*TASK DIRECTIONS*.
Can you quote the lines below exactly, starting at the line with "Extract the structured" and going through the last one?

[Data entries]
— start —
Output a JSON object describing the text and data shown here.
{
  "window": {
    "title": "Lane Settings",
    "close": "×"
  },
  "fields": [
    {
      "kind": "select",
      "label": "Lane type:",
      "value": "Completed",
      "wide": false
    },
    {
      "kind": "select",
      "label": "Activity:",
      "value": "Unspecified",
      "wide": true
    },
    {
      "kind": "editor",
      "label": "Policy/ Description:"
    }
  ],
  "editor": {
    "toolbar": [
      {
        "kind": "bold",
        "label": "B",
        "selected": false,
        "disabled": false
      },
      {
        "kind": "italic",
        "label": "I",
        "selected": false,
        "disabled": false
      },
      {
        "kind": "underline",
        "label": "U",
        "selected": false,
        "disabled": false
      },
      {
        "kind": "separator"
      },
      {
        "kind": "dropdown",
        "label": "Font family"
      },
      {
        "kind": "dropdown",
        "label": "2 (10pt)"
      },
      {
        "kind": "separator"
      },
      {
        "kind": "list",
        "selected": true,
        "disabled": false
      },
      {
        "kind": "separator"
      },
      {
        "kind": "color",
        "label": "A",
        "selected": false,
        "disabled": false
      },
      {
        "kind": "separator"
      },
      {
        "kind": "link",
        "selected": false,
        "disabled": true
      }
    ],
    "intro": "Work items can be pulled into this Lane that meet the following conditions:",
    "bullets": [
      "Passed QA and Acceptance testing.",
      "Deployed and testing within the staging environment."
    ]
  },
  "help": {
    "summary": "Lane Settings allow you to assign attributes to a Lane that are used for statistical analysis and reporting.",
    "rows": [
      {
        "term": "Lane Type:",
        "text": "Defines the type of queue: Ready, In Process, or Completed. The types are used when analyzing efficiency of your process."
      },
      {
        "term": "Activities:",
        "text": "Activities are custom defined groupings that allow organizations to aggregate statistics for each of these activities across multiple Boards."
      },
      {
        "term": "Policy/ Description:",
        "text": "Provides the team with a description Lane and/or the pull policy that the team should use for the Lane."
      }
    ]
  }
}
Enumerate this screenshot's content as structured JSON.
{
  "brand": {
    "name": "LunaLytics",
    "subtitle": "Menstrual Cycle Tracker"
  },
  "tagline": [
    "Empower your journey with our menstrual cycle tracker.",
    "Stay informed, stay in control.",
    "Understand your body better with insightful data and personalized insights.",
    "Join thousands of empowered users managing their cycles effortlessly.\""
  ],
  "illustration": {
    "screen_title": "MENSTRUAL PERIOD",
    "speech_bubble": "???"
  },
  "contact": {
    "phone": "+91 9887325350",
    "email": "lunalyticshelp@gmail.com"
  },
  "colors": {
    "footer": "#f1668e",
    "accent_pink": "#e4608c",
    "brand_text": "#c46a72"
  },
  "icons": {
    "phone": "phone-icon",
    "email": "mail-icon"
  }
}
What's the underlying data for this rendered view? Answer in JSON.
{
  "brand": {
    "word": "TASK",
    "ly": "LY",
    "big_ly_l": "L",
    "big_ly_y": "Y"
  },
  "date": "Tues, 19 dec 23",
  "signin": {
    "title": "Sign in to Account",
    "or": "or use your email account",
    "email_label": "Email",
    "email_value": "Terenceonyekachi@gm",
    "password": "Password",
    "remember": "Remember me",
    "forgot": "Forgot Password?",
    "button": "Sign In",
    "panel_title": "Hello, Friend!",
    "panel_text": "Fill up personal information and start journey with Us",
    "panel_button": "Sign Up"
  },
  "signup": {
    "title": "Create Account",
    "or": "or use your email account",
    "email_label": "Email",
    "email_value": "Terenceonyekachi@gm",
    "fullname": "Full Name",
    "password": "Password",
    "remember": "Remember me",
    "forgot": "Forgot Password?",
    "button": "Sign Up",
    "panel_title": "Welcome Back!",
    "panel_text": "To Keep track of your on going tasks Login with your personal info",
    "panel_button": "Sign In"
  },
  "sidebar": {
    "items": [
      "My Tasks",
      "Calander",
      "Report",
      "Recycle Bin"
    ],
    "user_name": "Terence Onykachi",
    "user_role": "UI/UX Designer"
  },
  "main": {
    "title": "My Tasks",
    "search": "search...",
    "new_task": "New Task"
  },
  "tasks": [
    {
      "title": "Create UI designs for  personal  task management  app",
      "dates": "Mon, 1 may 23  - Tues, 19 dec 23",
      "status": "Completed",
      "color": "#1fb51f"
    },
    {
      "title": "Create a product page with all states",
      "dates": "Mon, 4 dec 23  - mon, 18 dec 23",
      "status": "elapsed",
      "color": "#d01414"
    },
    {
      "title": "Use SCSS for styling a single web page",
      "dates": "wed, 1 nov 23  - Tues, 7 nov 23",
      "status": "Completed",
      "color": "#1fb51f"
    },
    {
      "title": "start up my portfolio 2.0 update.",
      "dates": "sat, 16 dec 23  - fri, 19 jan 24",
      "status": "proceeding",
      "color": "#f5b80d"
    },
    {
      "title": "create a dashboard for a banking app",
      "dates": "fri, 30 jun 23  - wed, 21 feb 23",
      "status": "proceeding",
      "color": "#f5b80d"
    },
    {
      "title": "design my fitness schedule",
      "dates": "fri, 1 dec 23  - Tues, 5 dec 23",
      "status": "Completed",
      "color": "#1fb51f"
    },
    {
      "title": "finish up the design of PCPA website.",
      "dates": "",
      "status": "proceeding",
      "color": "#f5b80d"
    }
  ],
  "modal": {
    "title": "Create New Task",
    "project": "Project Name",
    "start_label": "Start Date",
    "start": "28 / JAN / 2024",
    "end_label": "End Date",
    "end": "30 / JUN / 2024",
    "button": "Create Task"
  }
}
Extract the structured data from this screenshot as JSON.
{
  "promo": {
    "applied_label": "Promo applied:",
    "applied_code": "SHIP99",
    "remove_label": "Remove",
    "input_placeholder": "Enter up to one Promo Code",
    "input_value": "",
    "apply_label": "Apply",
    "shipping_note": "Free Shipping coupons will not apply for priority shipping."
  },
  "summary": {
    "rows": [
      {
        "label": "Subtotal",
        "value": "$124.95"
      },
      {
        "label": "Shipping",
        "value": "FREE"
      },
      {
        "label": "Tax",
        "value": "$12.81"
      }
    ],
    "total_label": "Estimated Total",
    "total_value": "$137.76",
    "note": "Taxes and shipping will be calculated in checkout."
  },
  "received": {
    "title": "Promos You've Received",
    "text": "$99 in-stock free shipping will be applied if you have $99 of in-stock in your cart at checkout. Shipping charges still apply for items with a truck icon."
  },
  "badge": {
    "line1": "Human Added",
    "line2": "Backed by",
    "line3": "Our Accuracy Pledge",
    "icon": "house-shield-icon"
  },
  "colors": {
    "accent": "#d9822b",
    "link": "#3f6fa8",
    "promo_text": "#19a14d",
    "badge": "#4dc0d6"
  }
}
— end —
*ANSWER FOR THIS EXERCISE*.
Extract the structured data from this screenshot as JSON.
{
  "promo": {
    "applied_label": "Promo applied:",
    "applied_code": "SHIP99",
    "remove_label": "Remove",
    "input_placeholder": "Enter up to one Promo Code",
    "input_value": "",
    "apply_label": "Apply",
    "shipping_note": "Free Shipping coupons will not apply for priority shipping."
  },
  "summary": {
    "rows": [
      {
        "label": "Subtotal",
        "value": "$124.95"
      },
      {
        "label": "Shipping",
        "value": "FREE"
      },
      {
        "label": "Tax",
        "value": "$12.81"
      }
    ],
    "total_label": "Estimated Total",
    "total_value": "$137.76",
    "note": "Taxes and shipping will be calculated in checkout."
  },
  "received": {
    "title": "Promos You've Received",
    "text": "$99 in-stock free shipping will be applied if you have $99 of in-stock in your cart at checkout. Shipping charges still apply for items with a truck icon."
  },
  "badge": {
    "line1": "Human Added",
    "line2": "Backed by",
    "line3": "Our Accuracy Pledge",
    "icon": "house-shield-icon"
  },
  "colors": {
    "accent": "#d9822b",
    "link": "#3f6fa8",
    "promo_text": "#19a14d",
    "badge": "#4dc0d6"
  }
}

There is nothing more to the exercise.